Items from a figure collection

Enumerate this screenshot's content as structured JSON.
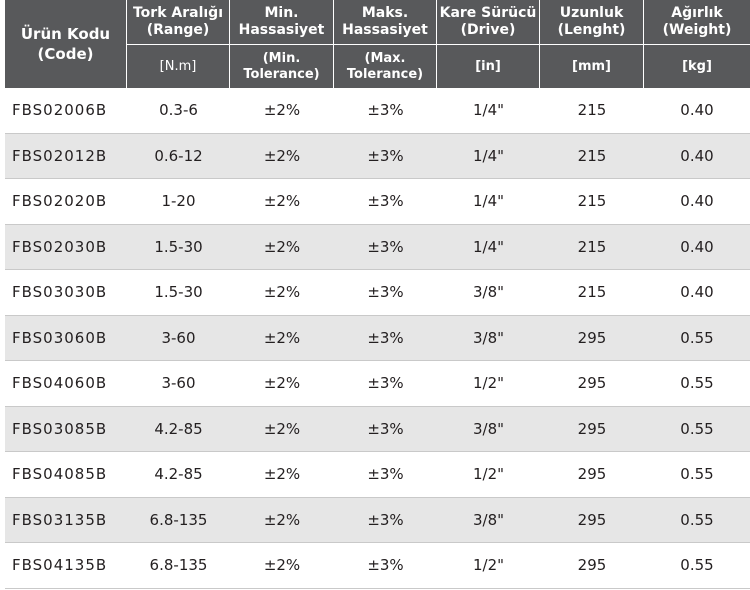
{
  "header": {
    "code": {
      "line1": "Ürün Kodu",
      "line2": "(Code)"
    },
    "range": {
      "line1": "Tork Aralığı",
      "line2": "(Range)",
      "unit": "[N.m]"
    },
    "min_tol": {
      "line1": "Min.",
      "line2": "Hassasiyet",
      "sub1": "(Min.",
      "sub2": "Tolerance)"
    },
    "max_tol": {
      "line1": "Maks.",
      "line2": "Hassasiyet",
      "sub1": "(Max.",
      "sub2": "Tolerance)"
    },
    "drive": {
      "line1": "Kare Sürücü",
      "line2": "(Drive)",
      "unit": "[in]"
    },
    "length": {
      "line1": "Uzunluk",
      "line2": "(Lenght)",
      "unit": "[mm]"
    },
    "weight": {
      "line1": "Ağırlık",
      "line2": "(Weight)",
      "unit": "[kg]"
    }
  },
  "rows": [
    {
      "code": "FBS02006B",
      "range": "0.3-6",
      "min": "±2%",
      "max": "±3%",
      "drive": "1/4\"",
      "length": "215",
      "weight": "0.40"
    },
    {
      "code": "FBS02012B",
      "range": "0.6-12",
      "min": "±2%",
      "max": "±3%",
      "drive": "1/4\"",
      "length": "215",
      "weight": "0.40"
    },
    {
      "code": "FBS02020B",
      "range": "1-20",
      "min": "±2%",
      "max": "±3%",
      "drive": "1/4\"",
      "length": "215",
      "weight": "0.40"
    },
    {
      "code": "FBS02030B",
      "range": "1.5-30",
      "min": "±2%",
      "max": "±3%",
      "drive": "1/4\"",
      "length": "215",
      "weight": "0.40"
    },
    {
      "code": "FBS03030B",
      "range": "1.5-30",
      "min": "±2%",
      "max": "±3%",
      "drive": "3/8\"",
      "length": "215",
      "weight": "0.40"
    },
    {
      "code": "FBS03060B",
      "range": "3-60",
      "min": "±2%",
      "max": "±3%",
      "drive": "3/8\"",
      "length": "295",
      "weight": "0.55"
    },
    {
      "code": "FBS04060B",
      "range": "3-60",
      "min": "±2%",
      "max": "±3%",
      "drive": "1/2\"",
      "length": "295",
      "weight": "0.55"
    },
    {
      "code": "FBS03085B",
      "range": "4.2-85",
      "min": "±2%",
      "max": "±3%",
      "drive": "3/8\"",
      "length": "295",
      "weight": "0.55"
    },
    {
      "code": "FBS04085B",
      "range": "4.2-85",
      "min": "±2%",
      "max": "±3%",
      "drive": "1/2\"",
      "length": "295",
      "weight": "0.55"
    },
    {
      "code": "FBS03135B",
      "range": "6.8-135",
      "min": "±2%",
      "max": "±3%",
      "drive": "3/8\"",
      "length": "295",
      "weight": "0.55"
    },
    {
      "code": "FBS04135B",
      "range": "6.8-135",
      "min": "±2%",
      "max": "±3%",
      "drive": "1/2\"",
      "length": "295",
      "weight": "0.55"
    }
  ],
  "colors": {
    "header_bg": "#58595b",
    "alt_row_bg": "#e6e6e6",
    "text": "#231f20"
  }
}
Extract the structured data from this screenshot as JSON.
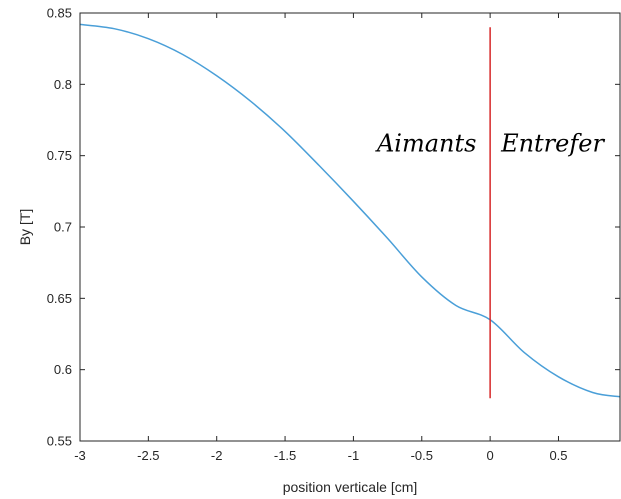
{
  "chart_data": {
    "type": "line",
    "title": "",
    "xlabel": "position verticale [cm]",
    "ylabel": "By [T]",
    "xlim": [
      -3,
      0.95
    ],
    "ylim": [
      0.55,
      0.85
    ],
    "xticks": [
      -3,
      -2.5,
      -2,
      -1.5,
      -1,
      -0.5,
      0,
      0.5
    ],
    "xtick_labels": [
      "-3",
      "-2.5",
      "-2",
      "-1.5",
      "-1",
      "-0.5",
      "0",
      "0.5"
    ],
    "yticks": [
      0.55,
      0.6,
      0.65,
      0.7,
      0.75,
      0.8,
      0.85
    ],
    "ytick_labels": [
      "0.55",
      "0.6",
      "0.65",
      "0.7",
      "0.75",
      "0.8",
      "0.85"
    ],
    "grid": false,
    "series": [
      {
        "color": "#4a9fd8",
        "x": [
          -3.0,
          -2.75,
          -2.5,
          -2.25,
          -2.0,
          -1.75,
          -1.5,
          -1.25,
          -1.0,
          -0.75,
          -0.5,
          -0.25,
          0.0,
          0.25,
          0.5,
          0.75,
          0.95
        ],
        "y": [
          0.842,
          0.839,
          0.832,
          0.821,
          0.806,
          0.788,
          0.767,
          0.743,
          0.718,
          0.692,
          0.665,
          0.645,
          0.635,
          0.612,
          0.595,
          0.584,
          0.581
        ]
      }
    ],
    "vertical_lines": [
      {
        "x": 0,
        "y_from": 0.58,
        "y_to": 0.84,
        "color": "#d62728"
      }
    ],
    "annotations": [
      {
        "text": "Aimants",
        "x": -0.1,
        "y": 0.753,
        "anchor": "end"
      },
      {
        "text": "Entrefer",
        "x": 0.08,
        "y": 0.753,
        "anchor": "start"
      }
    ]
  }
}
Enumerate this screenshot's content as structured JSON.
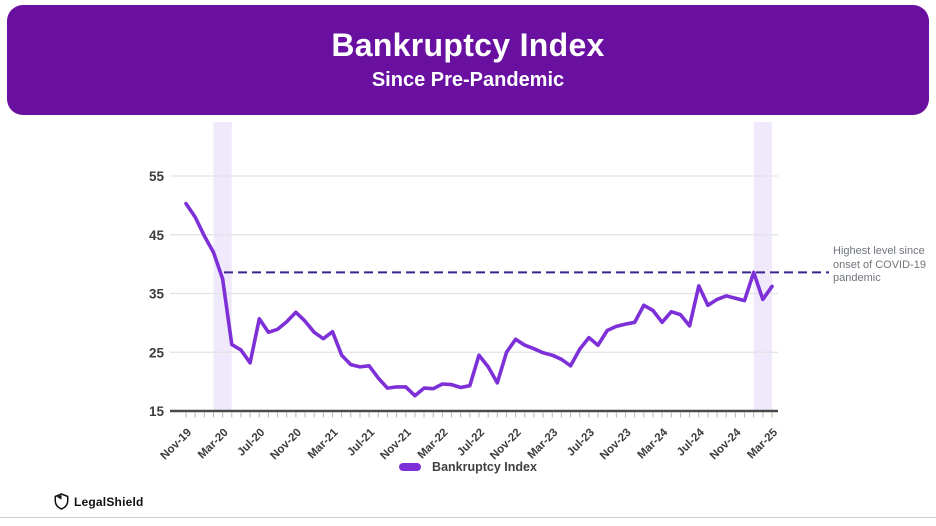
{
  "header": {
    "title": "Bankruptcy Index",
    "subtitle": "Since Pre-Pandemic"
  },
  "chart_data": {
    "type": "line",
    "title": "Bankruptcy Index",
    "xlabel": "",
    "ylabel": "",
    "ylim": [
      15,
      55
    ],
    "yticks": [
      15,
      25,
      35,
      45,
      55
    ],
    "grid": "horizontal",
    "legend_position": "bottom",
    "xtick_labels": [
      "Nov-19",
      "Mar-20",
      "Jul-20",
      "Nov-20",
      "Mar-21",
      "Jul-21",
      "Nov-21",
      "Mar-22",
      "Jul-22",
      "Nov-22",
      "Mar-23",
      "Jul-23",
      "Nov-23",
      "Mar-24",
      "Jul-24",
      "Nov-24",
      "Mar-25"
    ],
    "series": [
      {
        "name": "Bankruptcy Index",
        "color": "#7d30d8",
        "x": [
          "Nov-19",
          "Dec-19",
          "Jan-20",
          "Feb-20",
          "Mar-20",
          "Apr-20",
          "May-20",
          "Jun-20",
          "Jul-20",
          "Aug-20",
          "Sep-20",
          "Oct-20",
          "Nov-20",
          "Dec-20",
          "Jan-21",
          "Feb-21",
          "Mar-21",
          "Apr-21",
          "May-21",
          "Jun-21",
          "Jul-21",
          "Aug-21",
          "Sep-21",
          "Oct-21",
          "Nov-21",
          "Dec-21",
          "Jan-22",
          "Feb-22",
          "Mar-22",
          "Apr-22",
          "May-22",
          "Jun-22",
          "Jul-22",
          "Aug-22",
          "Sep-22",
          "Oct-22",
          "Nov-22",
          "Dec-22",
          "Jan-23",
          "Feb-23",
          "Mar-23",
          "Apr-23",
          "May-23",
          "Jun-23",
          "Jul-23",
          "Aug-23",
          "Sep-23",
          "Oct-23",
          "Nov-23",
          "Dec-23",
          "Jan-24",
          "Feb-24",
          "Mar-24",
          "Apr-24",
          "May-24",
          "Jun-24",
          "Jul-24",
          "Aug-24",
          "Sep-24",
          "Oct-24",
          "Nov-24",
          "Dec-24",
          "Jan-25",
          "Feb-25",
          "Mar-25"
        ],
        "values": [
          50.3,
          48.0,
          44.8,
          42.0,
          37.5,
          26.3,
          25.4,
          23.2,
          30.7,
          28.4,
          28.9,
          30.2,
          31.8,
          30.3,
          28.4,
          27.3,
          28.5,
          24.5,
          22.9,
          22.5,
          22.7,
          20.6,
          18.9,
          19.1,
          19.1,
          17.6,
          18.9,
          18.8,
          19.6,
          19.5,
          19.0,
          19.3,
          24.5,
          22.5,
          19.8,
          25.0,
          27.2,
          26.2,
          25.6,
          24.9,
          24.5,
          23.8,
          22.7,
          25.5,
          27.5,
          26.2,
          28.7,
          29.4,
          29.8,
          30.1,
          33.0,
          32.1,
          30.1,
          31.9,
          31.4,
          29.5,
          36.3,
          33.0,
          34.0,
          34.6,
          34.2,
          33.8,
          38.6,
          34.0,
          36.2
        ]
      }
    ],
    "highlight_bands": [
      {
        "from": "Feb-20",
        "to": "Apr-20"
      },
      {
        "from": "Jan-25",
        "to": "Mar-25"
      }
    ],
    "reference_line": {
      "value": 38.6,
      "style": "dashed",
      "label": "Highest level since onset of COVID-19 pandemic"
    }
  },
  "annotation": {
    "text": "Highest level since onset of COVID-19 pandemic"
  },
  "legend": {
    "label": "Bankruptcy Index"
  },
  "footer": {
    "brand": "LegalShield",
    "logo_icon": "shield-icon"
  },
  "colors": {
    "banner_bg": "#6a10a1",
    "line": "#7d30d8",
    "reference_line": "#3a2490",
    "highlight_band": "#efe9fb",
    "gridline": "#e3e3e3",
    "axis": "#4a4a4a",
    "tick": "#b5b5b5",
    "axis_label": "#3d3d3d",
    "annotation_text": "#70767d",
    "title_text": "#ffffff"
  }
}
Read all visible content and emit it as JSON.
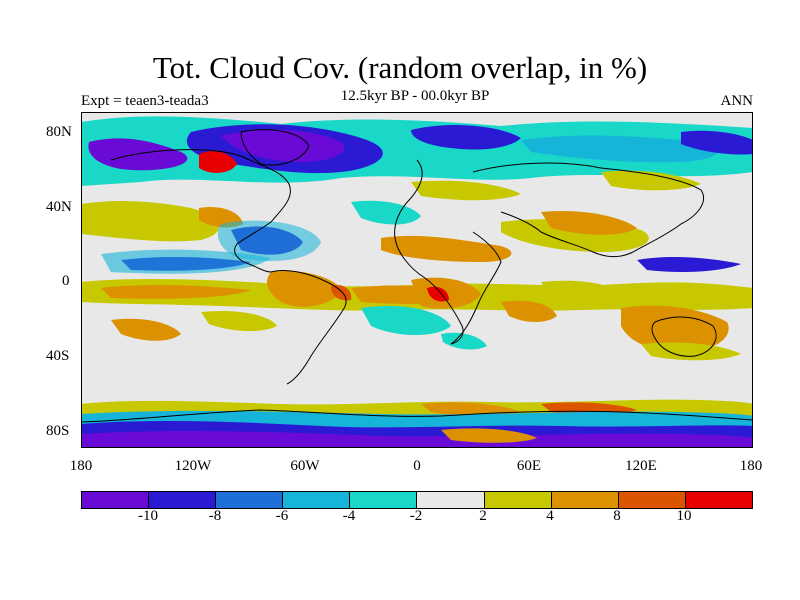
{
  "title": "Tot. Cloud Cov. (random overlap, in %)",
  "subtitle": "12.5kyr BP - 00.0kyr BP",
  "experiment": "Expt = teaen3-teada3",
  "season": "ANN",
  "y_ticks": [
    "80N",
    "40N",
    "0",
    "40S",
    "80S"
  ],
  "x_ticks": [
    "180",
    "120W",
    "60W",
    "0",
    "60E",
    "120E",
    "180"
  ],
  "colorbar": {
    "colors": [
      "#6a0ad6",
      "#2a1ad4",
      "#1e6fd8",
      "#16b4d8",
      "#1ad8c8",
      "#e8e8e8",
      "#c8c800",
      "#dc9200",
      "#dc5400",
      "#e80000"
    ],
    "labels": [
      "-10",
      "-8",
      "-6",
      "-4",
      "-2",
      "2",
      "4",
      "8",
      "10"
    ]
  }
}
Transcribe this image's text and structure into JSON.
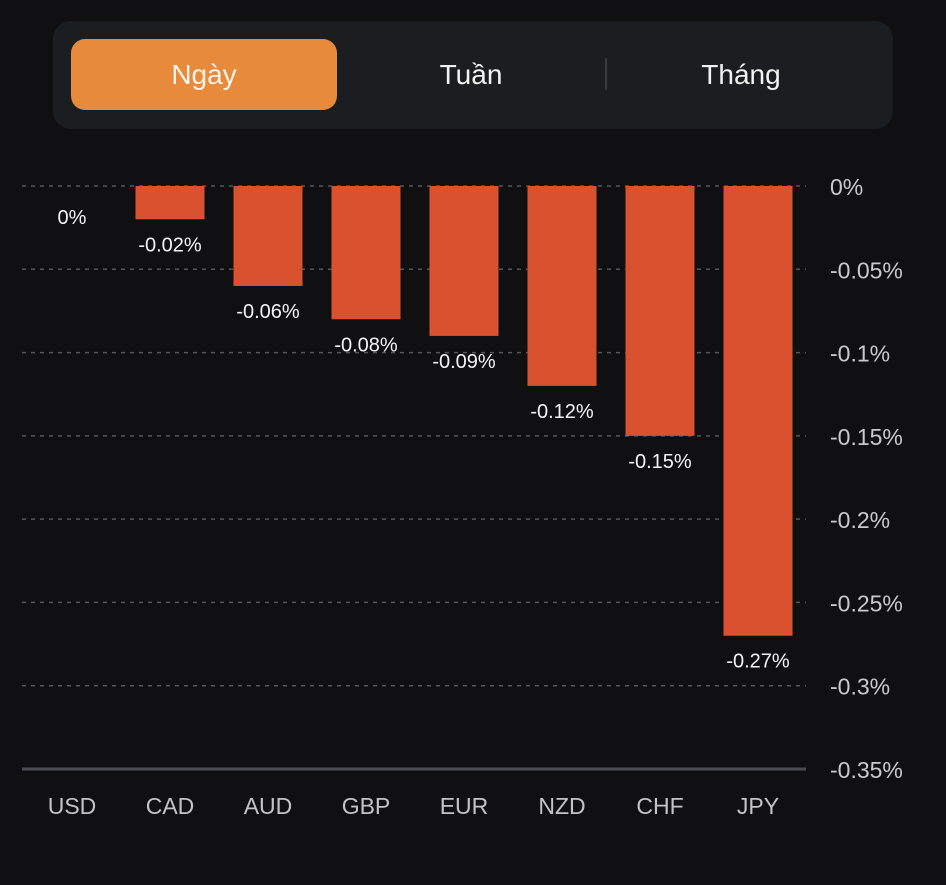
{
  "period_selector": {
    "tabs": [
      {
        "label": "Ngày",
        "active": true
      },
      {
        "label": "Tuần",
        "active": false
      },
      {
        "label": "Tháng",
        "active": false
      }
    ]
  },
  "colors": {
    "background": "#101012",
    "bar": "#d9512f",
    "active_tab": "#e88a3c",
    "segment_bg": "#1c1d21",
    "grid": "#55565c",
    "axis": "#4a4b50"
  },
  "chart_data": {
    "type": "bar",
    "title": "",
    "xlabel": "",
    "ylabel": "",
    "categories": [
      "USD",
      "CAD",
      "AUD",
      "GBP",
      "EUR",
      "NZD",
      "CHF",
      "JPY"
    ],
    "values": [
      0,
      -0.02,
      -0.06,
      -0.08,
      -0.09,
      -0.12,
      -0.15,
      -0.27
    ],
    "data_labels": [
      "0%",
      "-0.02%",
      "-0.06%",
      "-0.08%",
      "-0.09%",
      "-0.12%",
      "-0.15%",
      "-0.27%"
    ],
    "unit": "%",
    "ylim": [
      -0.35,
      0
    ],
    "yticks": [
      0,
      -0.05,
      -0.1,
      -0.15,
      -0.2,
      -0.25,
      -0.3,
      -0.35
    ],
    "ytick_labels": [
      "0%",
      "-0.05%",
      "-0.1%",
      "-0.15%",
      "-0.2%",
      "-0.25%",
      "-0.3%",
      "-0.35%"
    ],
    "y_axis_position": "right",
    "grid": true,
    "grid_style": "dashed",
    "legend": "none"
  }
}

> EXERCISE: Determine how many lines in the data above contain the string "level". Give nothing except the number.

> SOLUTION TO THIS PROBLEM: 2